**Your goal**
Return, word for word, every line that follows.
Begin
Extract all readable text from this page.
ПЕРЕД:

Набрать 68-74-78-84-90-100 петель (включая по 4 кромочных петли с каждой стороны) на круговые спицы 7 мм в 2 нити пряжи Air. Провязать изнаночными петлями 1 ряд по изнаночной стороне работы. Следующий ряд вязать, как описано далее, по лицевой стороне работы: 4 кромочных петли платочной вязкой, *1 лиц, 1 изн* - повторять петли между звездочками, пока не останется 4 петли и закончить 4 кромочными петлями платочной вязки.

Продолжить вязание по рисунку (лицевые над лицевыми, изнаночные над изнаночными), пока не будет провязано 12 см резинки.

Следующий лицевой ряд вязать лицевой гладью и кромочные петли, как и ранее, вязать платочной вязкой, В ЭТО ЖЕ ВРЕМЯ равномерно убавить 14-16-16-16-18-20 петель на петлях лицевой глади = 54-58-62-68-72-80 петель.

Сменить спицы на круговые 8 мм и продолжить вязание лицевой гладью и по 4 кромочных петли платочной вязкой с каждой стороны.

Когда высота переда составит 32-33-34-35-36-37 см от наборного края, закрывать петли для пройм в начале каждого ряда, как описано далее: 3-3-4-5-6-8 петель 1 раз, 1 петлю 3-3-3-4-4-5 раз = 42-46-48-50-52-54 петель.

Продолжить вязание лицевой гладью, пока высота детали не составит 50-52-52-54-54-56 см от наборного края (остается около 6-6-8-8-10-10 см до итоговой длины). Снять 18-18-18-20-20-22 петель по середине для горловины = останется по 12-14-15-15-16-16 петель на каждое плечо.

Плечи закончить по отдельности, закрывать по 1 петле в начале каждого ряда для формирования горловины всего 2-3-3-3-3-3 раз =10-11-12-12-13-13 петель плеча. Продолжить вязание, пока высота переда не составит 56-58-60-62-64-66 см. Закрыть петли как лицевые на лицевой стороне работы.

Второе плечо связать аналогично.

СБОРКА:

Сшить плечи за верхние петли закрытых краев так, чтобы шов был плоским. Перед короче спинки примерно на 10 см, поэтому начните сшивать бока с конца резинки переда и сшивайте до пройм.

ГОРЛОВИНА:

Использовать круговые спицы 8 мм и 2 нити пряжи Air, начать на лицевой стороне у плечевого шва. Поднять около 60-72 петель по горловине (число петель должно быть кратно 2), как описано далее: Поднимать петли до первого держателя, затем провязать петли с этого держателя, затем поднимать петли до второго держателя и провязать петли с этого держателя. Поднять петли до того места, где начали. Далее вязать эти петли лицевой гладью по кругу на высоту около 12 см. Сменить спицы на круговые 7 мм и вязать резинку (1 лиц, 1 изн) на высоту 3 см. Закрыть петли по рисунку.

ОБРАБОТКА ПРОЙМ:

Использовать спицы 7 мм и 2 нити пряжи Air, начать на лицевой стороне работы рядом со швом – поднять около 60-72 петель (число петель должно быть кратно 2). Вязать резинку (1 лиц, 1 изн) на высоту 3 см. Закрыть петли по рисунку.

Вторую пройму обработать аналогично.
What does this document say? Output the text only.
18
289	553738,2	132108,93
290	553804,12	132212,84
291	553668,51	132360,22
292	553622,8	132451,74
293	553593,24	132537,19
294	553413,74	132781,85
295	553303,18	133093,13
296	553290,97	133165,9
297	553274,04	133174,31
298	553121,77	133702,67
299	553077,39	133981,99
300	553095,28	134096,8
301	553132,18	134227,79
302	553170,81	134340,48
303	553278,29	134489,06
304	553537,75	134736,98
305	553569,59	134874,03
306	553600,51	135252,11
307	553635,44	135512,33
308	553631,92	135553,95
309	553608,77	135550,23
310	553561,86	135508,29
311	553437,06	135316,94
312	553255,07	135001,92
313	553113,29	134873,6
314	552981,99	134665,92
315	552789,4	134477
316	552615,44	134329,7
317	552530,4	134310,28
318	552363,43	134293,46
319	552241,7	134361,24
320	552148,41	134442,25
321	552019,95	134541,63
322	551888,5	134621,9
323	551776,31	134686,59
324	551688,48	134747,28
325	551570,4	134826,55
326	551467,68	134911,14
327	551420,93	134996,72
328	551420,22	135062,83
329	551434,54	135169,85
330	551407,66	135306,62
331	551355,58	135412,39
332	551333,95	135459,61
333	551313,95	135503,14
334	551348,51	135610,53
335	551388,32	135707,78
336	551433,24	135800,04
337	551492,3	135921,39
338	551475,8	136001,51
End
**Task output**
Extract all readable text from this page.
ПЕРЕД:

Набрать 68-74-78-84-90-100 петель (включая по 4 кромочных петли с каждой стороны) на круговые спицы 7 мм в 2 нити пряжи Air. Провязать изнаночными петлями 1 ряд по изнаночной стороне работы. Следующий ряд вязать, как описано далее, по лицевой стороне работы: 4 кромочных петли платочной вязкой, *1 лиц, 1 изн* - повторять петли между звездочками, пока не останется 4 петли и закончить 4 кромочными петлями платочной вязки.

Продолжить вязание по рисунку (лицевые над лицевыми, изнаночные над изнаночными), пока не будет провязано 12 см резинки.

Следующий лицевой ряд вязать лицевой гладью и кромочные петли, как и ранее, вязать платочной вязкой, В ЭТО ЖЕ ВРЕМЯ равномерно убавить 14-16-16-16-18-20 петель на петлях лицевой глади = 54-58-62-68-72-80 петель.

Сменить спицы на круговые 8 мм и продолжить вязание лицевой гладью и по 4 кромочных петли платочной вязкой с каждой стороны.

Когда высота переда составит 32-33-34-35-36-37 см от наборного края, закрывать петли для пройм в начале каждого ряда, как описано далее: 3-3-4-5-6-8 петель 1 раз, 1 петлю 3-3-3-4-4-5 раз = 42-46-48-50-52-54 петель.

Продолжить вязание лицевой гладью, пока высота детали не составит 50-52-52-54-54-56 см от наборного края (остается около 6-6-8-8-10-10 см до итоговой длины). Снять 18-18-18-20-20-22 петель по середине для горловины = останется по 12-14-15-15-16-16 петель на каждое плечо.

Плечи закончить по отдельности, закрывать по 1 петле в начале каждого ряда для формирования горловины всего 2-3-3-3-3-3 раз =10-11-12-12-13-13 петель плеча. Продолжить вязание, пока высота переда не составит 56-58-60-62-64-66 см. Закрыть петли как лицевые на лицевой стороне работы.

Второе плечо связать аналогично.

СБОРКА:

Сшить плечи за верхние петли закрытых краев так, чтобы шов был плоским. Перед короче спинки примерно на 10 см, поэтому начните сшивать бока с конца резинки переда и сшивайте до пройм.

ГОРЛОВИНА:

Использовать круговые спицы 8 мм и 2 нити пряжи Air, начать на лицевой стороне у плечевого шва. Поднять около 60-72 петель по горловине (число петель должно быть кратно 2), как описано далее: Поднимать петли до первого держателя, затем провязать петли с этого держателя, затем поднимать петли до второго держателя и провязать петли с этого держателя. Поднять петли до того места, где начали. Далее вязать эти петли лицевой гладью по кругу на высоту около 12 см. Сменить спицы на круговые 7 мм и вязать резинку (1 лиц, 1 изн) на высоту 3 см. Закрыть петли по рисунку.

ОБРАБОТКА ПРОЙМ:

Использовать спицы 7 мм и 2 нити пряжи Air, начать на лицевой стороне работы рядом со швом – поднять около 60-72 петель (число петель должно быть кратно 2). Вязать резинку (1 лиц, 1 изн) на высоту 3 см. Закрыть петли по рисунку.

Вторую пройму обработать аналогично.
What does this document say? Output the text only.
18
289	553738,2	132108,93
290	553804,12	132212,84
291	553668,51	132360,22
292	553622,8	132451,74
293	553593,24	132537,19
294	553413,74	132781,85
295	553303,18	133093,13
296	553290,97	133165,9
297	553274,04	133174,31
298	553121,77	133702,67
299	553077,39	133981,99
300	553095,28	134096,8
301	553132,18	134227,79
302	553170,81	134340,48
303	553278,29	134489,06
304	553537,75	134736,98
305	553569,59	134874,03
306	553600,51	135252,11
307	553635,44	135512,33
308	553631,92	135553,95
309	553608,77	135550,23
310	553561,86	135508,29
311	553437,06	135316,94
312	553255,07	135001,92
313	553113,29	134873,6
314	552981,99	134665,92
315	552789,4	134477
316	552615,44	134329,7
317	552530,4	134310,28
318	552363,43	134293,46
319	552241,7	134361,24
320	552148,41	134442,25
321	552019,95	134541,63
322	551888,5	134621,9
323	551776,31	134686,59
324	551688,48	134747,28
325	551570,4	134826,55
326	551467,68	134911,14
327	551420,93	134996,72
328	551420,22	135062,83
329	551434,54	135169,85
330	551407,66	135306,62
331	551355,58	135412,39
332	551333,95	135459,61
333	551313,95	135503,14
334	551348,51	135610,53
335	551388,32	135707,78
336	551433,24	135800,04
337	551492,3	135921,39
338	551475,8	136001,51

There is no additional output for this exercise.